• [Data extract]:
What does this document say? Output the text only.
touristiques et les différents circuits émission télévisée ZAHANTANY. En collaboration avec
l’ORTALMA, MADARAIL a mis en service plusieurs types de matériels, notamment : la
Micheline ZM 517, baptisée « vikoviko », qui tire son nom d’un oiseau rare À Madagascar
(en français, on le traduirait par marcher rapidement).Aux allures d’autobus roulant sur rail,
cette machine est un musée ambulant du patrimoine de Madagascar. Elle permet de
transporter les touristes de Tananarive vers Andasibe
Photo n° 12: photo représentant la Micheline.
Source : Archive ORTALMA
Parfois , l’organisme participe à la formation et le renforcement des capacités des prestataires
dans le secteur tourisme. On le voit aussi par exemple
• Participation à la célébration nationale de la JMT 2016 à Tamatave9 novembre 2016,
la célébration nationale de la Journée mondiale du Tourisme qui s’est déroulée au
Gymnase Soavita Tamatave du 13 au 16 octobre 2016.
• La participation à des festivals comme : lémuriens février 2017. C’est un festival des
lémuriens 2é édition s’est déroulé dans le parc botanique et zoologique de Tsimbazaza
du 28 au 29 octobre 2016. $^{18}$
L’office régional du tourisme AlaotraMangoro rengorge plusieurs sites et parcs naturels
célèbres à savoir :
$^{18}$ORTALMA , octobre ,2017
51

• [Requirements]: Generate an exact reproduction of all entries.

• [Solution for this exercise]:
What does this document say? Output the text only.
touristiques et les différents circuits émission télévisée ZAHANTANY. En collaboration avec
l’ORTALMA, MADARAIL a mis en service plusieurs types de matériels, notamment : la
Micheline ZM 517, baptisée « vikoviko », qui tire son nom d’un oiseau rare À Madagascar
(en français, on le traduirait par marcher rapidement).Aux allures d’autobus roulant sur rail,
cette machine est un musée ambulant du patrimoine de Madagascar. Elle permet de
transporter les touristes de Tananarive vers Andasibe
Photo n° 12: photo représentant la Micheline.
Source : Archive ORTALMA
Parfois , l’organisme participe à la formation et le renforcement des capacités des prestataires
dans le secteur tourisme. On le voit aussi par exemple
• Participation à la célébration nationale de la JMT 2016 à Tamatave9 novembre 2016,
la célébration nationale de la Journée mondiale du Tourisme qui s’est déroulée au
Gymnase Soavita Tamatave du 13 au 16 octobre 2016.
• La participation à des festivals comme : lémuriens février 2017. C’est un festival des
lémuriens 2é édition s’est déroulé dans le parc botanique et zoologique de Tsimbazaza
du 28 au 29 octobre 2016. $^{18}$
L’office régional du tourisme AlaotraMangoro rengorge plusieurs sites et parcs naturels
célèbres à savoir :
$^{18}$ORTALMA , octobre ,2017
51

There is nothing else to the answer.